::: SUPPLIED INFORMATION

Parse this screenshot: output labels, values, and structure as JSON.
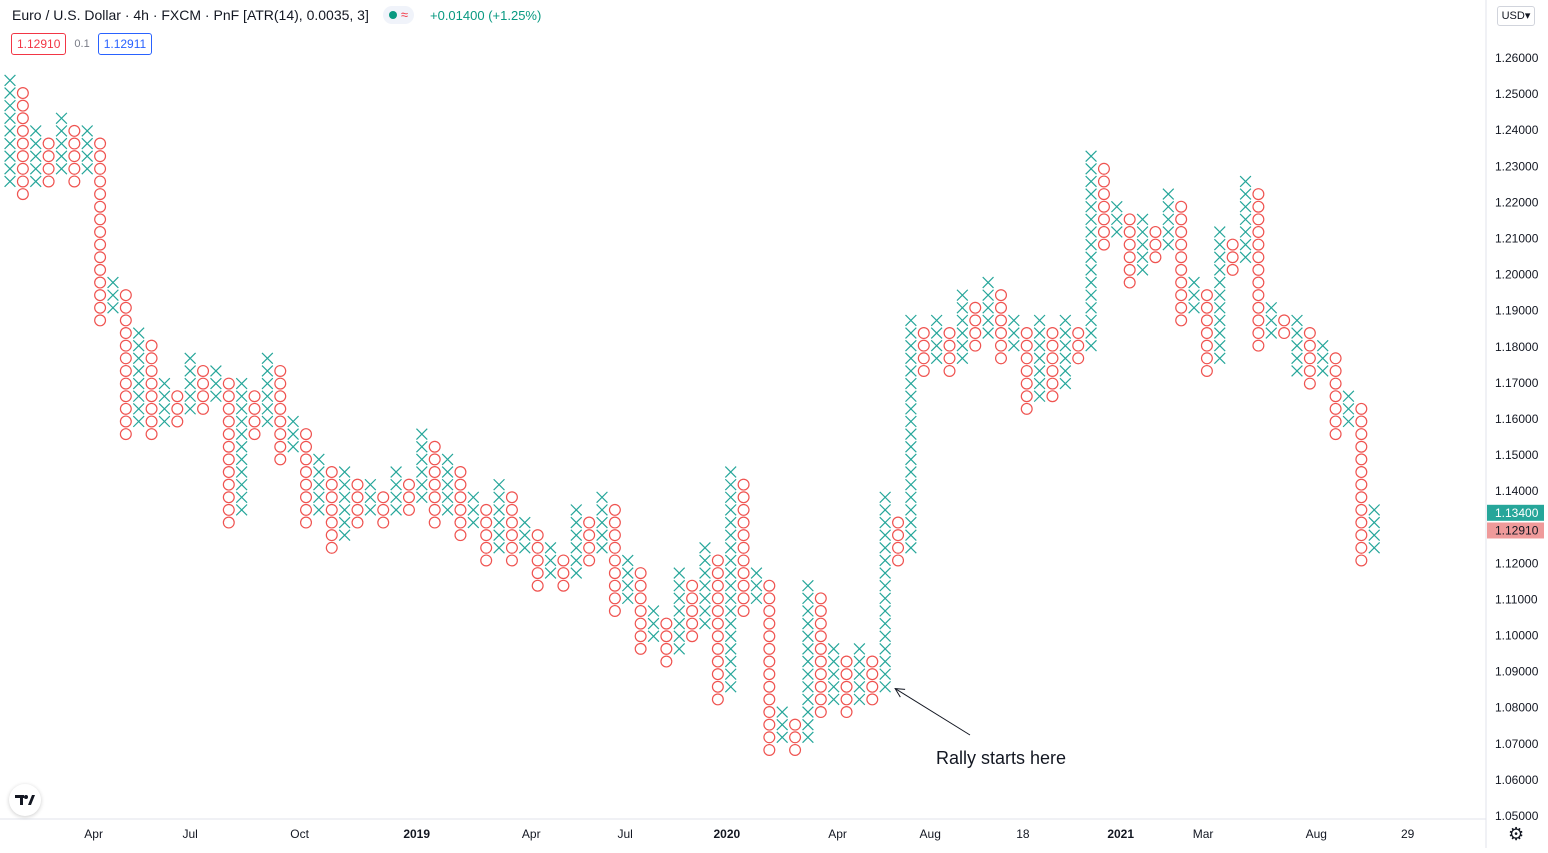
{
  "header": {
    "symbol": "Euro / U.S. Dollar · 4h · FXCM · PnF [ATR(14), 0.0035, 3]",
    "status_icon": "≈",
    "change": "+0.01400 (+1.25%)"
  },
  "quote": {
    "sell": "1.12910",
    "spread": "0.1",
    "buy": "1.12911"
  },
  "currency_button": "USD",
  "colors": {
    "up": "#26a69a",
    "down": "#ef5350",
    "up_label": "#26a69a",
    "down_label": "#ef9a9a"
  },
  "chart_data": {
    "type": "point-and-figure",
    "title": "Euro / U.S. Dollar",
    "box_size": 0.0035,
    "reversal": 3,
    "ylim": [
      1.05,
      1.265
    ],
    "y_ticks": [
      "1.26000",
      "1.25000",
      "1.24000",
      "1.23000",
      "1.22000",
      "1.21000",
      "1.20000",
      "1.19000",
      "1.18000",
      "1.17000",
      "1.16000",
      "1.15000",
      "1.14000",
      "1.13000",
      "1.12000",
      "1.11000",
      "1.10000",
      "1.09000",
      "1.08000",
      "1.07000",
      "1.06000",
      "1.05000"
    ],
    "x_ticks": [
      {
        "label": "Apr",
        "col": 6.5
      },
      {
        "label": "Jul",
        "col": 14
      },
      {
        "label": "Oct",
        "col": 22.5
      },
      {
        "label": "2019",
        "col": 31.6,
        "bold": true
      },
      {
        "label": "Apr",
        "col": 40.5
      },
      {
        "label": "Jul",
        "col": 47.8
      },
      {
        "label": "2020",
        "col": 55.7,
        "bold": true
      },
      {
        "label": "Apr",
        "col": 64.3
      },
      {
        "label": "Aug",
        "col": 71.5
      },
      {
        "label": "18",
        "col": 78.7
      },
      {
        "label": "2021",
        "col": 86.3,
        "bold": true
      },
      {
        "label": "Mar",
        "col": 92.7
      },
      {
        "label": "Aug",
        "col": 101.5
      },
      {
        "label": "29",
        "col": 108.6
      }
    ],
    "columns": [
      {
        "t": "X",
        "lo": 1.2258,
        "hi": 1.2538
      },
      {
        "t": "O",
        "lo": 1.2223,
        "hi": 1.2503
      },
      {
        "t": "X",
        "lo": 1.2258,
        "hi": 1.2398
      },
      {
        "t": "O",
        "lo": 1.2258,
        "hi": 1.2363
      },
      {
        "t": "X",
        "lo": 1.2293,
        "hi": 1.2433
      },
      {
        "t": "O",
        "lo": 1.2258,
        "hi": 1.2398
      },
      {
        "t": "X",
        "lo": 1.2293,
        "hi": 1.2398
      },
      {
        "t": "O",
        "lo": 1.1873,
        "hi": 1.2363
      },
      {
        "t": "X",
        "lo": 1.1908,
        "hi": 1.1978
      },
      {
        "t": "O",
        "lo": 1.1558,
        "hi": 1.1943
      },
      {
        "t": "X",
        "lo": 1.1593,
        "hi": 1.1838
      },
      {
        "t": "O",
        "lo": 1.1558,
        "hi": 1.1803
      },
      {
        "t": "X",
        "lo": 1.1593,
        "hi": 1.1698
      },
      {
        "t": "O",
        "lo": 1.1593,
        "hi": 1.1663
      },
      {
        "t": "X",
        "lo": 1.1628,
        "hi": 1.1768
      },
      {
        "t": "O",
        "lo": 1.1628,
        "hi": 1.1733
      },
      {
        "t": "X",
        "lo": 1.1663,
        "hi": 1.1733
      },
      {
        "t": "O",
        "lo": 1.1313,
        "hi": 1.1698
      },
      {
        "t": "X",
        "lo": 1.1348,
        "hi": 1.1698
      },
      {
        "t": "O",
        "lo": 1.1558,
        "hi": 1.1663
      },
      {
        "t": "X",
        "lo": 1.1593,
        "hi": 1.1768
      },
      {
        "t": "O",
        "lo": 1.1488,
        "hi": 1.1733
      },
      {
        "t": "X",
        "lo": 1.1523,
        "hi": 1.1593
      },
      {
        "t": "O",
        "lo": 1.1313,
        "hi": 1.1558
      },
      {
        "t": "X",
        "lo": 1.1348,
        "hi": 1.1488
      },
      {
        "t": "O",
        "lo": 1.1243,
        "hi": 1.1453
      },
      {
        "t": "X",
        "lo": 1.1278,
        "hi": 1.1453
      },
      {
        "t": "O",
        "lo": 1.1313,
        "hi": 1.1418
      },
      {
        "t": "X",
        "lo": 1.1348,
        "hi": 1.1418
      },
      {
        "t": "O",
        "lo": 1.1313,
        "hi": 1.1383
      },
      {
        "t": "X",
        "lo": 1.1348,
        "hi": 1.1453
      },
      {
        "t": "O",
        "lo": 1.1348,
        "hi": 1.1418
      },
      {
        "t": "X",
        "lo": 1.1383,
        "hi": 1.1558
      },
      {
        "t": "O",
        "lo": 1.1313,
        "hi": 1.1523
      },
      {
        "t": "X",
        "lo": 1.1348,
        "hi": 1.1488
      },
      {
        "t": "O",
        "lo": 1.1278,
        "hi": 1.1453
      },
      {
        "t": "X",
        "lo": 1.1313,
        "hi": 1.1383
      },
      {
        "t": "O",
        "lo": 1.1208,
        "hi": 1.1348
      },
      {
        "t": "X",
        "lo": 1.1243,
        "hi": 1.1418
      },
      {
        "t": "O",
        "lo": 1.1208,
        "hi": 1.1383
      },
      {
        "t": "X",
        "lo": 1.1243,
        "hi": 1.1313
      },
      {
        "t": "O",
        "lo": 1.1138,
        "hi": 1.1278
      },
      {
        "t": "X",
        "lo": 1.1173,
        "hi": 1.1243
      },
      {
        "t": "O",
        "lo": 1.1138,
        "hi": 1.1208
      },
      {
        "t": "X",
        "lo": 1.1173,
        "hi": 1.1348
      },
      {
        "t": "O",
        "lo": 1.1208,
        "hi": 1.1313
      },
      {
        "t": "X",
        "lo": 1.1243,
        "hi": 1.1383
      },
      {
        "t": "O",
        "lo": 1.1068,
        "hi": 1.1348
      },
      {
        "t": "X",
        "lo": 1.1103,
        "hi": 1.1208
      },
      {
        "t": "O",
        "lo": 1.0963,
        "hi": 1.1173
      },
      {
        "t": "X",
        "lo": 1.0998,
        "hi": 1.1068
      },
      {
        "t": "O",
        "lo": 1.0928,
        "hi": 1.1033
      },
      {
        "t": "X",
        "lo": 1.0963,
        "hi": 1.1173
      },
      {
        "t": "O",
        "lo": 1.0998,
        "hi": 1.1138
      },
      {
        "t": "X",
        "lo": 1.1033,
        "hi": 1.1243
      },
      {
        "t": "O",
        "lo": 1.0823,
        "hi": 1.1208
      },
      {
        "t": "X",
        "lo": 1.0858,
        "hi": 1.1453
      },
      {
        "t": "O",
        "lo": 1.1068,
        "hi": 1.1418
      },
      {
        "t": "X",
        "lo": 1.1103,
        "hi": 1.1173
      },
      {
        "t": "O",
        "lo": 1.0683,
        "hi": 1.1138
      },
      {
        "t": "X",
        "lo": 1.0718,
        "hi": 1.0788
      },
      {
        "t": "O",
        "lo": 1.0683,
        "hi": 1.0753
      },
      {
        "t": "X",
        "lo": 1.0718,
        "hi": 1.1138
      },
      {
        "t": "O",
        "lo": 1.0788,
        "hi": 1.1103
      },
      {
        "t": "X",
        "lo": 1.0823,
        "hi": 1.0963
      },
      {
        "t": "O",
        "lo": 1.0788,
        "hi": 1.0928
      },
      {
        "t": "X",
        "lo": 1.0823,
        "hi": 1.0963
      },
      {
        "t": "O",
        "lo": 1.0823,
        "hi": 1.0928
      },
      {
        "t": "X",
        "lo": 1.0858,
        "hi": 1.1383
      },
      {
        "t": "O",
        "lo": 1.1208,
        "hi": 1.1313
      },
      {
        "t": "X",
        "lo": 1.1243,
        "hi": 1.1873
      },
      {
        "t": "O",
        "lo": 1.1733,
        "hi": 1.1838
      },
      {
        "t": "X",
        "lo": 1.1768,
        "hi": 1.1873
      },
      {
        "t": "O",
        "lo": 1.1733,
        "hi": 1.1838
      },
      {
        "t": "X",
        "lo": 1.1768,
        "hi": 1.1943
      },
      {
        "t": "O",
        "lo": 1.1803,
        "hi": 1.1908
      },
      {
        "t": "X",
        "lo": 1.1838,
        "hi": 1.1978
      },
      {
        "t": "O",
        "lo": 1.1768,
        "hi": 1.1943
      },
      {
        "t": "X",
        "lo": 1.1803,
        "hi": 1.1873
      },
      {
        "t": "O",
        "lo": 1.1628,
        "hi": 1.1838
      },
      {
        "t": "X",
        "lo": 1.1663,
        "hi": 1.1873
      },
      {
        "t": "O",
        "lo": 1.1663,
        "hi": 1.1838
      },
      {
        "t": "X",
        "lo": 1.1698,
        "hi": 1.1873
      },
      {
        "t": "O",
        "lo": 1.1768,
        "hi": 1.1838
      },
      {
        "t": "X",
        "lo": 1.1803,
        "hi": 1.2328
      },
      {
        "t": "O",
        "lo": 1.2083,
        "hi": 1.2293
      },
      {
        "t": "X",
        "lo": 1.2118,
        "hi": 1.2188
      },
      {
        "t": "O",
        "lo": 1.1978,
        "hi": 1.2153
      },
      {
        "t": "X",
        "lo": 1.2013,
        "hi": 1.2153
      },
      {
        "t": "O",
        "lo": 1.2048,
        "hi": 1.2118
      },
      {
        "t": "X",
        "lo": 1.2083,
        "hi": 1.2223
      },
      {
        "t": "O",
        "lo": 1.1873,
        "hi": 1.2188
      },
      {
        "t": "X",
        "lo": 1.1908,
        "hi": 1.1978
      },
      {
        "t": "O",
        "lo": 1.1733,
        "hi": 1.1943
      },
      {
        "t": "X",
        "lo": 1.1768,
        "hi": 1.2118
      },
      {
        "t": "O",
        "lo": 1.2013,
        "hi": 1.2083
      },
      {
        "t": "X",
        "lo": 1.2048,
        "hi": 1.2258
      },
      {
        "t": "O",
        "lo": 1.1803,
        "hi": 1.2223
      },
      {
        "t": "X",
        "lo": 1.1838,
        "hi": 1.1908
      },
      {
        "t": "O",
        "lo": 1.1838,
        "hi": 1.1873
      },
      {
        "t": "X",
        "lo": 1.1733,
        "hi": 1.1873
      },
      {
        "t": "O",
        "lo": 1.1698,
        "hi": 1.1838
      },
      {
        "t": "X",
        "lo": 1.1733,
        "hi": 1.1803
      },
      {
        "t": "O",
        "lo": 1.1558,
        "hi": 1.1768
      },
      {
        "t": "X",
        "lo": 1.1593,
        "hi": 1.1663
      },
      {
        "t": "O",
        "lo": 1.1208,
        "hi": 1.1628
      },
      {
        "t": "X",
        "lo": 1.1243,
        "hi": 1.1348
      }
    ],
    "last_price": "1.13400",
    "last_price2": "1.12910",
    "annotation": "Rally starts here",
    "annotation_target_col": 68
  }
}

::::::
::: SUPPLIED INFORMATION

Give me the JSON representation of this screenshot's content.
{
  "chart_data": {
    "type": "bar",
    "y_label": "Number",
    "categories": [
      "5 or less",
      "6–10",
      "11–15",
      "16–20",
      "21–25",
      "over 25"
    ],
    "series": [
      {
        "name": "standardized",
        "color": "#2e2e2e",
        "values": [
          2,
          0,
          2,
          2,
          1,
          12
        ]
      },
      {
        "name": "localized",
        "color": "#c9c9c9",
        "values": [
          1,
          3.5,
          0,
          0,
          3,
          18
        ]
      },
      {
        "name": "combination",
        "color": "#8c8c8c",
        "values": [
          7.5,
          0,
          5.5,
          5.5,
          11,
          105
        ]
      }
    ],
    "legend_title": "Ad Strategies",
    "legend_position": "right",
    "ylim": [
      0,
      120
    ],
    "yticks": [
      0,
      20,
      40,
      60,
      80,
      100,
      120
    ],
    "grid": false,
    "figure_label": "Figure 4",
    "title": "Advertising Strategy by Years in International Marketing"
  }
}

::::::
::: SUPPLIED INFORMATION

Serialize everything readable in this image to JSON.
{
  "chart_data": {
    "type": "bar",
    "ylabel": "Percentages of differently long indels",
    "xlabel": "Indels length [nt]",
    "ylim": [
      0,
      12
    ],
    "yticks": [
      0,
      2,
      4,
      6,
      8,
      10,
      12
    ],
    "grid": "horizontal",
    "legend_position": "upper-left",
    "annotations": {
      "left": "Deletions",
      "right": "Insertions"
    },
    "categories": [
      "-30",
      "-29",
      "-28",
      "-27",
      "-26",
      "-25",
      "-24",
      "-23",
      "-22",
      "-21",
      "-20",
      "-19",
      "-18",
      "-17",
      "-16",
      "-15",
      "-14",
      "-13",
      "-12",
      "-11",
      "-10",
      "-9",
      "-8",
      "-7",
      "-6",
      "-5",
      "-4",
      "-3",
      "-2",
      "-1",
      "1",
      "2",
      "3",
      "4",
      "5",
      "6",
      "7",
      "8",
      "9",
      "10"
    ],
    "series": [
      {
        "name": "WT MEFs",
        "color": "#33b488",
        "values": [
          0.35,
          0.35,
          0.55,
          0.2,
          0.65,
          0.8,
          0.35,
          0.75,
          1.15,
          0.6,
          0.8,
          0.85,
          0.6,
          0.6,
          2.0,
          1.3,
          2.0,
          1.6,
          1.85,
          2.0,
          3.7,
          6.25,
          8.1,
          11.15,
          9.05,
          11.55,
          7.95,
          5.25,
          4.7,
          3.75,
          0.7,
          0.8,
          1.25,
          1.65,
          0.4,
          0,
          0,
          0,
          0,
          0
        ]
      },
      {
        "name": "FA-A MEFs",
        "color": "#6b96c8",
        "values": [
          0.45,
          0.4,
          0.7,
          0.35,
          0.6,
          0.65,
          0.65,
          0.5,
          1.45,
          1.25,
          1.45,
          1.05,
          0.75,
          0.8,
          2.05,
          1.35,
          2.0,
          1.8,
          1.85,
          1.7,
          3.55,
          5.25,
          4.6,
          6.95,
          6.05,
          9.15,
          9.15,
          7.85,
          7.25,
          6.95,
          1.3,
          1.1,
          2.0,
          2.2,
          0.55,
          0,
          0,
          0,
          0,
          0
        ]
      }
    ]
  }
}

::::::

• **EXERCISE TASK**
Extract every line from the records above that contains the word "Euro".

• **PROBLEM SOLUTION**
    "symbol": "Euro / U.S. Dollar · 4h · FXCM · PnF [ATR(14), 0.0035, 3]",
    "title": "Euro / U.S. Dollar",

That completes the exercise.